## DATASET EXCERPTS
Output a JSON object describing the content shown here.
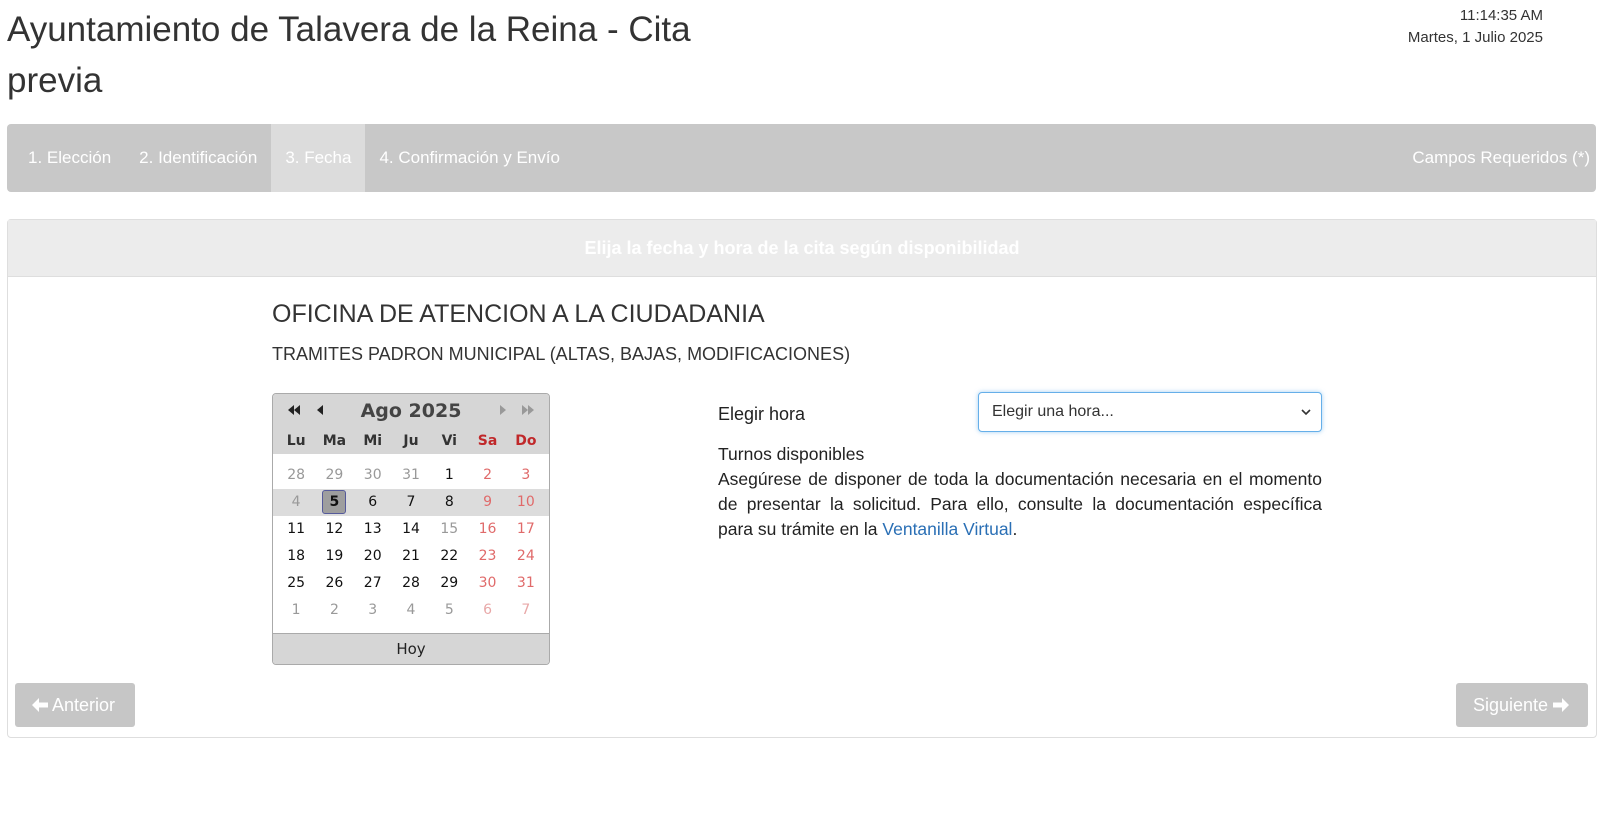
{
  "header": {
    "title": "Ayuntamiento de Talavera de la Reina - Cita previa",
    "time": "11:14:35 AM",
    "date": "Martes, 1 Julio 2025"
  },
  "steps": [
    {
      "label": "1. Elección",
      "active": false
    },
    {
      "label": "2. Identificación",
      "active": false
    },
    {
      "label": "3. Fecha",
      "active": true
    },
    {
      "label": "4. Confirmación y Envío",
      "active": false
    }
  ],
  "required_note": "Campos Requeridos (*)",
  "panel": {
    "heading": "Elija la fecha y hora de la cita según disponibilidad",
    "office": "OFICINA DE ATENCION A LA CIUDADANIA",
    "tramite": "TRAMITES PADRON MUNICIPAL (ALTAS, BAJAS, MODIFICACIONES)"
  },
  "calendar": {
    "title": "Ago 2025",
    "weekdays": [
      "Lu",
      "Ma",
      "Mi",
      "Ju",
      "Vi",
      "Sa",
      "Do"
    ],
    "weeks": [
      [
        {
          "d": "28",
          "o": true
        },
        {
          "d": "29",
          "o": true
        },
        {
          "d": "30",
          "o": true
        },
        {
          "d": "31",
          "o": true
        },
        {
          "d": "1"
        },
        {
          "d": "2"
        },
        {
          "d": "3"
        }
      ],
      [
        {
          "d": "4",
          "o": true
        },
        {
          "d": "5",
          "sel": true
        },
        {
          "d": "6"
        },
        {
          "d": "7"
        },
        {
          "d": "8"
        },
        {
          "d": "9"
        },
        {
          "d": "10"
        }
      ],
      [
        {
          "d": "11"
        },
        {
          "d": "12"
        },
        {
          "d": "13"
        },
        {
          "d": "14"
        },
        {
          "d": "15",
          "o": true
        },
        {
          "d": "16"
        },
        {
          "d": "17"
        }
      ],
      [
        {
          "d": "18"
        },
        {
          "d": "19"
        },
        {
          "d": "20"
        },
        {
          "d": "21"
        },
        {
          "d": "22"
        },
        {
          "d": "23"
        },
        {
          "d": "24"
        }
      ],
      [
        {
          "d": "25"
        },
        {
          "d": "26"
        },
        {
          "d": "27"
        },
        {
          "d": "28"
        },
        {
          "d": "29"
        },
        {
          "d": "30"
        },
        {
          "d": "31"
        }
      ],
      [
        {
          "d": "1",
          "o": true
        },
        {
          "d": "2",
          "o": true
        },
        {
          "d": "3",
          "o": true
        },
        {
          "d": "4",
          "o": true
        },
        {
          "d": "5",
          "o": true
        },
        {
          "d": "6",
          "o": true
        },
        {
          "d": "7",
          "o": true
        }
      ]
    ],
    "current_week_index": 1,
    "today_label": "Hoy"
  },
  "hora": {
    "label": "Elegir hora",
    "select_value": "Elegir una hora..."
  },
  "info": {
    "turnos": "Turnos disponibles",
    "text_before": "Asegúrese de disponer de toda la documentación necesaria en el momento de presentar la solicitud. Para ello, consulte la documentación específica para su trámite en la ",
    "link": "Ventanilla Virtual",
    "text_after": "."
  },
  "buttons": {
    "prev": "Anterior",
    "next": "Siguiente"
  },
  "icons": {
    "first": "double-left-icon",
    "prev": "left-icon",
    "next": "right-icon",
    "last": "double-right-icon",
    "back_arrow": "arrow-left-icon",
    "next_arrow": "arrow-right-icon",
    "select_chevron": "chevron-down-icon"
  },
  "colors": {
    "step_bar": "#c8c8c8",
    "active_step": "#dcdcdc",
    "link": "#2a6fb5",
    "weekend": "#c0282a",
    "button": "#c6c6c6"
  }
}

## WRITTEN TASK
Leave images out of the retyped records; keep all else exact.

## RESULT FOR THIS EXERCISE
Output a JSON object describing the content shown here.
{
  "header": {
    "title": "Ayuntamiento de Talavera de la Reina - Cita previa",
    "time": "11:14:35 AM",
    "date": "Martes, 1 Julio 2025"
  },
  "steps": [
    {
      "label": "1. Elección",
      "active": false
    },
    {
      "label": "2. Identificación",
      "active": false
    },
    {
      "label": "3. Fecha",
      "active": true
    },
    {
      "label": "4. Confirmación y Envío",
      "active": false
    }
  ],
  "required_note": "Campos Requeridos (*)",
  "panel": {
    "heading": "Elija la fecha y hora de la cita según disponibilidad",
    "office": "OFICINA DE ATENCION A LA CIUDADANIA",
    "tramite": "TRAMITES PADRON MUNICIPAL (ALTAS, BAJAS, MODIFICACIONES)"
  },
  "calendar": {
    "title": "Ago 2025",
    "weekdays": [
      "Lu",
      "Ma",
      "Mi",
      "Ju",
      "Vi",
      "Sa",
      "Do"
    ],
    "weeks": [
      [
        {
          "d": "28",
          "o": true
        },
        {
          "d": "29",
          "o": true
        },
        {
          "d": "30",
          "o": true
        },
        {
          "d": "31",
          "o": true
        },
        {
          "d": "1"
        },
        {
          "d": "2"
        },
        {
          "d": "3"
        }
      ],
      [
        {
          "d": "4",
          "o": true
        },
        {
          "d": "5",
          "sel": true
        },
        {
          "d": "6"
        },
        {
          "d": "7"
        },
        {
          "d": "8"
        },
        {
          "d": "9"
        },
        {
          "d": "10"
        }
      ],
      [
        {
          "d": "11"
        },
        {
          "d": "12"
        },
        {
          "d": "13"
        },
        {
          "d": "14"
        },
        {
          "d": "15",
          "o": true
        },
        {
          "d": "16"
        },
        {
          "d": "17"
        }
      ],
      [
        {
          "d": "18"
        },
        {
          "d": "19"
        },
        {
          "d": "20"
        },
        {
          "d": "21"
        },
        {
          "d": "22"
        },
        {
          "d": "23"
        },
        {
          "d": "24"
        }
      ],
      [
        {
          "d": "25"
        },
        {
          "d": "26"
        },
        {
          "d": "27"
        },
        {
          "d": "28"
        },
        {
          "d": "29"
        },
        {
          "d": "30"
        },
        {
          "d": "31"
        }
      ],
      [
        {
          "d": "1",
          "o": true
        },
        {
          "d": "2",
          "o": true
        },
        {
          "d": "3",
          "o": true
        },
        {
          "d": "4",
          "o": true
        },
        {
          "d": "5",
          "o": true
        },
        {
          "d": "6",
          "o": true
        },
        {
          "d": "7",
          "o": true
        }
      ]
    ],
    "current_week_index": 1,
    "today_label": "Hoy"
  },
  "hora": {
    "label": "Elegir hora",
    "select_value": "Elegir una hora..."
  },
  "info": {
    "turnos": "Turnos disponibles",
    "text_before": "Asegúrese de disponer de toda la documentación necesaria en el momento de presentar la solicitud. Para ello, consulte la documentación específica para su trámite en la ",
    "link": "Ventanilla Virtual",
    "text_after": "."
  },
  "buttons": {
    "prev": "Anterior",
    "next": "Siguiente"
  },
  "icons": {
    "first": "double-left-icon",
    "prev": "left-icon",
    "next": "right-icon",
    "last": "double-right-icon",
    "back_arrow": "arrow-left-icon",
    "next_arrow": "arrow-right-icon",
    "select_chevron": "chevron-down-icon"
  },
  "colors": {
    "step_bar": "#c8c8c8",
    "active_step": "#dcdcdc",
    "link": "#2a6fb5",
    "weekend": "#c0282a",
    "button": "#c6c6c6"
  }
}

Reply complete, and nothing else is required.